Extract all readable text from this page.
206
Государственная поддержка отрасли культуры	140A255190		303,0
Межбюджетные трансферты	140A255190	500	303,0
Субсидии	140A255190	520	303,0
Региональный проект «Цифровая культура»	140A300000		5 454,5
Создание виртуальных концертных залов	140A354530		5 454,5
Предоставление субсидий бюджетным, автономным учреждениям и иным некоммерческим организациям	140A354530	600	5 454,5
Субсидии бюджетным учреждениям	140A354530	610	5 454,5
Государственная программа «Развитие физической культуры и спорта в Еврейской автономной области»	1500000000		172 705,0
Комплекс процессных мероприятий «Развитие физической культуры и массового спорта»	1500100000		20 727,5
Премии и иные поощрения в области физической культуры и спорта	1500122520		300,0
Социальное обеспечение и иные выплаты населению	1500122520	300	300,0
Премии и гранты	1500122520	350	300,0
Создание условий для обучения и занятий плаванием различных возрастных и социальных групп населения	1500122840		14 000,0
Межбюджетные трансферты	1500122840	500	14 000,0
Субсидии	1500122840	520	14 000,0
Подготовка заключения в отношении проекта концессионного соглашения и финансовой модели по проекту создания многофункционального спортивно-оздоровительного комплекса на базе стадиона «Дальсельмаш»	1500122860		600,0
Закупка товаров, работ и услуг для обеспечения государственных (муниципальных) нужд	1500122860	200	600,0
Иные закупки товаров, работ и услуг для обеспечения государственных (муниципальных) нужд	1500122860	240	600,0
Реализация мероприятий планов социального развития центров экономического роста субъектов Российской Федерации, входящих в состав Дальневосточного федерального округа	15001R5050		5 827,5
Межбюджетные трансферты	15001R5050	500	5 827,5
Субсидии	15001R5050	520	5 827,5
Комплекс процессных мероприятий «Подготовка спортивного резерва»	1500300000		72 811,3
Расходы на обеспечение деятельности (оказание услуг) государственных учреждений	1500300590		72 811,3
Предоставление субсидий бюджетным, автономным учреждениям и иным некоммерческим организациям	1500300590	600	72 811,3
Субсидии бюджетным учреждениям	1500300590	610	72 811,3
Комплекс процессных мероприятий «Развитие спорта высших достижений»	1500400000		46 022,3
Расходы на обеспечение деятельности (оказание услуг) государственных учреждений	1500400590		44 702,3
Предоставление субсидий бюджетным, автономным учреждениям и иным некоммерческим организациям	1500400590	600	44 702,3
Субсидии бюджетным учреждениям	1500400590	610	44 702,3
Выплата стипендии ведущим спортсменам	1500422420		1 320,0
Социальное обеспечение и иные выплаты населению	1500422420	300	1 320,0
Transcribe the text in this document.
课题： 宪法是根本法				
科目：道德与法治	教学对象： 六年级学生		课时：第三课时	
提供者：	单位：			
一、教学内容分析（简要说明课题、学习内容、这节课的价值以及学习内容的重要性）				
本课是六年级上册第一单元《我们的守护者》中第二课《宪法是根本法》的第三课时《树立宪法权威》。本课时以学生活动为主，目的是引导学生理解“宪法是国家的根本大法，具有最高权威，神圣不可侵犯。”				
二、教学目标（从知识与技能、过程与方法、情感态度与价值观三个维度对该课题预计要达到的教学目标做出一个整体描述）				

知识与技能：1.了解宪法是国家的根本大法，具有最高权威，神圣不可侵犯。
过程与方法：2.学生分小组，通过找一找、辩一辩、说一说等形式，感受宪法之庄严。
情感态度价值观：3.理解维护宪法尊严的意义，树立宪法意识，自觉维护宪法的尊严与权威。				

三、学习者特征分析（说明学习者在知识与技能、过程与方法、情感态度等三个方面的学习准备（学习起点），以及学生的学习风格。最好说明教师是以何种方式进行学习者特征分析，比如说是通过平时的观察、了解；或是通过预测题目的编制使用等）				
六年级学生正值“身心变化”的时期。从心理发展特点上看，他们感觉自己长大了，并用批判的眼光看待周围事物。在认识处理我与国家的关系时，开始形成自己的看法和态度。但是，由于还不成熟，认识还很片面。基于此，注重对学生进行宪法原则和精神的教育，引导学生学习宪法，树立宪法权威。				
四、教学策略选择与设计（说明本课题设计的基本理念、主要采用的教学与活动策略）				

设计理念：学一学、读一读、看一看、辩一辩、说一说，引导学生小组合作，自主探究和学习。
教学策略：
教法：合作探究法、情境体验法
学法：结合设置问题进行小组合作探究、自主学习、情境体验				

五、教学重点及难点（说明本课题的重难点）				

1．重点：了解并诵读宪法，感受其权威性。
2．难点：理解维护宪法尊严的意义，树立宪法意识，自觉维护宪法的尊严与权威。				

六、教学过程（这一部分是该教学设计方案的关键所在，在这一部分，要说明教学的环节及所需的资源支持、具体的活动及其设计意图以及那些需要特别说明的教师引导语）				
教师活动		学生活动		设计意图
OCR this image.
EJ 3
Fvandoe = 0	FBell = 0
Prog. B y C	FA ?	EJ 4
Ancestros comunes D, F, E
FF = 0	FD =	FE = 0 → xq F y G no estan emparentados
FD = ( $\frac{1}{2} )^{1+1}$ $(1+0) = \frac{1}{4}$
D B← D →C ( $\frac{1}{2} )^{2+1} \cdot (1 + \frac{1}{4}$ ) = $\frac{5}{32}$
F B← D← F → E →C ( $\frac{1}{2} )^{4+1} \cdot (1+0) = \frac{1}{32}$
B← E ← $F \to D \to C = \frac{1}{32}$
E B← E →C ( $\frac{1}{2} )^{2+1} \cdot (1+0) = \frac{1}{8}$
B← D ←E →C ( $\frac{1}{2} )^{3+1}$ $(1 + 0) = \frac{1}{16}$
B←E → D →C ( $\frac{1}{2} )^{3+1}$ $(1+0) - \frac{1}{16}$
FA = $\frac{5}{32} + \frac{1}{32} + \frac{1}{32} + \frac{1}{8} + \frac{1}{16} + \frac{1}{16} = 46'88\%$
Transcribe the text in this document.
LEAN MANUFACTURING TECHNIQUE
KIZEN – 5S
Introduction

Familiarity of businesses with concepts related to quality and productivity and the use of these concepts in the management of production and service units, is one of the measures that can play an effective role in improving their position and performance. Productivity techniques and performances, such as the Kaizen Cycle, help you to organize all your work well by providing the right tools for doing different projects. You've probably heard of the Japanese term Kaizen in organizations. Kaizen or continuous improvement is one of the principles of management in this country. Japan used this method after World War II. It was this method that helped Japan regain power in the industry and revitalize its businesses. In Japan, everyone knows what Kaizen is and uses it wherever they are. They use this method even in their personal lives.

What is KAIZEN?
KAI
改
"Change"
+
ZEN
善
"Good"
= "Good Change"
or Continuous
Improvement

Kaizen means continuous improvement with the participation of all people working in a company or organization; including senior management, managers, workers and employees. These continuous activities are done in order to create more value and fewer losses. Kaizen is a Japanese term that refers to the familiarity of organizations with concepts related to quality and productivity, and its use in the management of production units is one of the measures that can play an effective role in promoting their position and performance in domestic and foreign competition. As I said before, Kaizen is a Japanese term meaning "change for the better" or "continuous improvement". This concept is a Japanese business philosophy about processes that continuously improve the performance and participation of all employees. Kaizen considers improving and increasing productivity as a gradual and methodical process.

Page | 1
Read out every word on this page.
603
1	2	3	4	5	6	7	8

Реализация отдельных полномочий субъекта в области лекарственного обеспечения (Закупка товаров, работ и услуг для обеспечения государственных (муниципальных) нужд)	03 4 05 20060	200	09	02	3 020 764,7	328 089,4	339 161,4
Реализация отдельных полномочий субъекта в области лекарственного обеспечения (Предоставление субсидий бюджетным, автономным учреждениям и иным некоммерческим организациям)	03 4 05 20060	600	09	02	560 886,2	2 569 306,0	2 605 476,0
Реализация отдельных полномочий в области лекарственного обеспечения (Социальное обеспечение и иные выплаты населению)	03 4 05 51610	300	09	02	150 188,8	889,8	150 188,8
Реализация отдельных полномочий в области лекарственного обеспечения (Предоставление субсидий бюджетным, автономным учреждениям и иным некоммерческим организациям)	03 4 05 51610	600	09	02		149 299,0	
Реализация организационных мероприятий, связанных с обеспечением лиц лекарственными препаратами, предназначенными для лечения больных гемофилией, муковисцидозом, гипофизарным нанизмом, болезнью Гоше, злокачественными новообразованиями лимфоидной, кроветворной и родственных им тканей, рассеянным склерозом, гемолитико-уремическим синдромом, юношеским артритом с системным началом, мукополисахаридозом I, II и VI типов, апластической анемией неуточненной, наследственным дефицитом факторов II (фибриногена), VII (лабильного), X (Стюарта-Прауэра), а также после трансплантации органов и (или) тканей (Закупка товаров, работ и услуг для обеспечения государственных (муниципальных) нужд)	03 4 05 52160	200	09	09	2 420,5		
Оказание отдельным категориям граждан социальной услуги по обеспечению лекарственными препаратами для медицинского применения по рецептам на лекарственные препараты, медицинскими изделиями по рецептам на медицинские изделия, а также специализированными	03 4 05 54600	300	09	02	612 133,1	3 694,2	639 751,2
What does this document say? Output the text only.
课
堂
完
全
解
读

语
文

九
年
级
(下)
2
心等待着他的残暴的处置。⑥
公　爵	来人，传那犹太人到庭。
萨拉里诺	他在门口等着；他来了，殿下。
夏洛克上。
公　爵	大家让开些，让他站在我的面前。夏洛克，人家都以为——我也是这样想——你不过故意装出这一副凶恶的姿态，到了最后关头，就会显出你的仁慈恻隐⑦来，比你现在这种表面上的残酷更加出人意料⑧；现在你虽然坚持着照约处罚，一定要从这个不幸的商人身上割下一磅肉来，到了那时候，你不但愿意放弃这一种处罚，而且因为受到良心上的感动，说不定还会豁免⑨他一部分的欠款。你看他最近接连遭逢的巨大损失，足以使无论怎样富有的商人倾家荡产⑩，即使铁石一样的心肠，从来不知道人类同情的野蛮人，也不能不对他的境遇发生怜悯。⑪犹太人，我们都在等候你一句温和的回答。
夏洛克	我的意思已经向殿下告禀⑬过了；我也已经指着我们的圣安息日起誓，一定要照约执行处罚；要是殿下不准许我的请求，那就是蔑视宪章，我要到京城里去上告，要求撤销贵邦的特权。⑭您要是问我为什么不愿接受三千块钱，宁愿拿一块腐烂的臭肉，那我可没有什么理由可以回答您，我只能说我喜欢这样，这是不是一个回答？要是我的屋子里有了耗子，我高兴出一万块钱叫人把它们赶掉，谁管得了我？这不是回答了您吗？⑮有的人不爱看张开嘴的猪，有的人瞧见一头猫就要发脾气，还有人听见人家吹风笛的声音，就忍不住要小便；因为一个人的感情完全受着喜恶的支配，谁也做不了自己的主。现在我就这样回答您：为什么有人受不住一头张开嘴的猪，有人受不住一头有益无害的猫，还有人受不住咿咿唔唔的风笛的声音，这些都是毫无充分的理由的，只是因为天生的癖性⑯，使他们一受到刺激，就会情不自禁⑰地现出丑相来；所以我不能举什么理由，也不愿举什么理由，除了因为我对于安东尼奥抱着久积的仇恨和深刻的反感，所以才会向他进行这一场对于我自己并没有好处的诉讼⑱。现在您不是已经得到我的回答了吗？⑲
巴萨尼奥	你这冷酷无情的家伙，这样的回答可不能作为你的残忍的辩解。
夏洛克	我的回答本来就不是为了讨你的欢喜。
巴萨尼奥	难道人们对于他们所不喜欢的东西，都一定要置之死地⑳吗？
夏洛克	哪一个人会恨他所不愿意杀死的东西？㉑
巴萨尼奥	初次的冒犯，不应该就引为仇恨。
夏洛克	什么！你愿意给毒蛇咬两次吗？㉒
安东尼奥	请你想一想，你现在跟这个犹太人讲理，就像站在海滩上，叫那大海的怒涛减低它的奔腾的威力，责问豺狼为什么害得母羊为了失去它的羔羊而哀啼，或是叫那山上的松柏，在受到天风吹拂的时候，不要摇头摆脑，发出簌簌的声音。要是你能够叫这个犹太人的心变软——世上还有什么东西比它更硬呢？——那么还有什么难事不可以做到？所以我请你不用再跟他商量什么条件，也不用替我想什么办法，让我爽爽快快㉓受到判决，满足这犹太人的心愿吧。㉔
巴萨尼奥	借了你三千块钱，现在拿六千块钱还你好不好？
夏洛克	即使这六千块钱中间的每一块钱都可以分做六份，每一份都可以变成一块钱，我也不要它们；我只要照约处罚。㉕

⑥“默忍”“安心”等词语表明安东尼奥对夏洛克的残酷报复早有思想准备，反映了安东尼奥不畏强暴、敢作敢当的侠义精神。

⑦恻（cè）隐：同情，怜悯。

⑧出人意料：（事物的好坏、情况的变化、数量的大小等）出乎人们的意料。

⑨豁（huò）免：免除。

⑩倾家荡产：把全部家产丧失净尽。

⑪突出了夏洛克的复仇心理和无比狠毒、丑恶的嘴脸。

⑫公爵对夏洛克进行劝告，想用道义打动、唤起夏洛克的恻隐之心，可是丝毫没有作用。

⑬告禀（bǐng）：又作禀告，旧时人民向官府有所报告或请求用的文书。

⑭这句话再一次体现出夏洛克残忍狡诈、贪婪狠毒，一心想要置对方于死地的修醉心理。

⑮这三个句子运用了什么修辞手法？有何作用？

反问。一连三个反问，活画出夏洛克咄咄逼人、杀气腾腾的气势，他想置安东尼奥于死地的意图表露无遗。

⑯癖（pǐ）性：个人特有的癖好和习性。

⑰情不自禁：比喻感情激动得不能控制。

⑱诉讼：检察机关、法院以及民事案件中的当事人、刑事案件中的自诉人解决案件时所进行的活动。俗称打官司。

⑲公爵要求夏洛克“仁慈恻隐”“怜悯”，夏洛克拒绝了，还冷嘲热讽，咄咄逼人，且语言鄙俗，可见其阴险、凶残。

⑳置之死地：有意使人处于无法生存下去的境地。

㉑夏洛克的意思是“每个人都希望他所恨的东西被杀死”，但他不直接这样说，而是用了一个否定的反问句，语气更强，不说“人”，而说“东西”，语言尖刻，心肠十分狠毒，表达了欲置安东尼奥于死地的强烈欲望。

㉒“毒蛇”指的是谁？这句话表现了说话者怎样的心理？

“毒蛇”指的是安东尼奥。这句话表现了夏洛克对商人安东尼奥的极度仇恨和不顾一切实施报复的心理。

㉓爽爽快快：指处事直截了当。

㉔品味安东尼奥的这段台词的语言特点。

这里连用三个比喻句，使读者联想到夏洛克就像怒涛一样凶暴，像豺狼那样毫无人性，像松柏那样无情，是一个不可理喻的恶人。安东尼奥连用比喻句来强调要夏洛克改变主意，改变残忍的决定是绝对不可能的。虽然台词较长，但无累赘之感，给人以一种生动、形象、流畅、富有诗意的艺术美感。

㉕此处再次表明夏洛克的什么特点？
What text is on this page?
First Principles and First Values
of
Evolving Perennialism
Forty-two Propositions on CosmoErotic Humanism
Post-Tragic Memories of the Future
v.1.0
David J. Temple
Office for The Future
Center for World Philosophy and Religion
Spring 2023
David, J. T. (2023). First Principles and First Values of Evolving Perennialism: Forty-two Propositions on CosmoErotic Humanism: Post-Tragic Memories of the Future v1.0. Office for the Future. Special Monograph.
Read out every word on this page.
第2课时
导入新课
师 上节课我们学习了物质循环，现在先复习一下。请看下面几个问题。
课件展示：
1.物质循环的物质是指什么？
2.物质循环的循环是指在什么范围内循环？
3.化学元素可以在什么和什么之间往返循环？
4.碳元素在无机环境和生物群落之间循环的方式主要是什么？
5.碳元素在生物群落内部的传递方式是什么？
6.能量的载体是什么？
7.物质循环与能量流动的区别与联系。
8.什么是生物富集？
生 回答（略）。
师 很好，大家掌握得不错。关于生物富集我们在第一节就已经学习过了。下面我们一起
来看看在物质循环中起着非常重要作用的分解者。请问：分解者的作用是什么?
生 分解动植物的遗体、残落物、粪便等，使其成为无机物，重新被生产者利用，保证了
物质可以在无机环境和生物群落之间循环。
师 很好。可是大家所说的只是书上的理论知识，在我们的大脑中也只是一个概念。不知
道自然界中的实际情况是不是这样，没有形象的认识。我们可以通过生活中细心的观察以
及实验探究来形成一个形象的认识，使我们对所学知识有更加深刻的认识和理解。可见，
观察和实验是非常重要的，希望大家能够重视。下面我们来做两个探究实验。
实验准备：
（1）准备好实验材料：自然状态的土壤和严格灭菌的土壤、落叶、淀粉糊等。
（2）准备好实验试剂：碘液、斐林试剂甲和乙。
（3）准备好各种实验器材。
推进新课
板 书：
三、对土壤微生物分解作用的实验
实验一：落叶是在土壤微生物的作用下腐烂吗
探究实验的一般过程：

▶ _PROBLEM_
Gather all lines from the records above in which "Humanism" appears.

▶ _ANSWER BELOW_
Forty-two Propositions on CosmoErotic Humanism
David, J. T. (2023). First Principles and First Values of Evolving Perennialism: Forty-two Propositions on CosmoErotic Humanism: Post-Tragic Memories of the Future v1.0. Office for the Future. Special Monograph.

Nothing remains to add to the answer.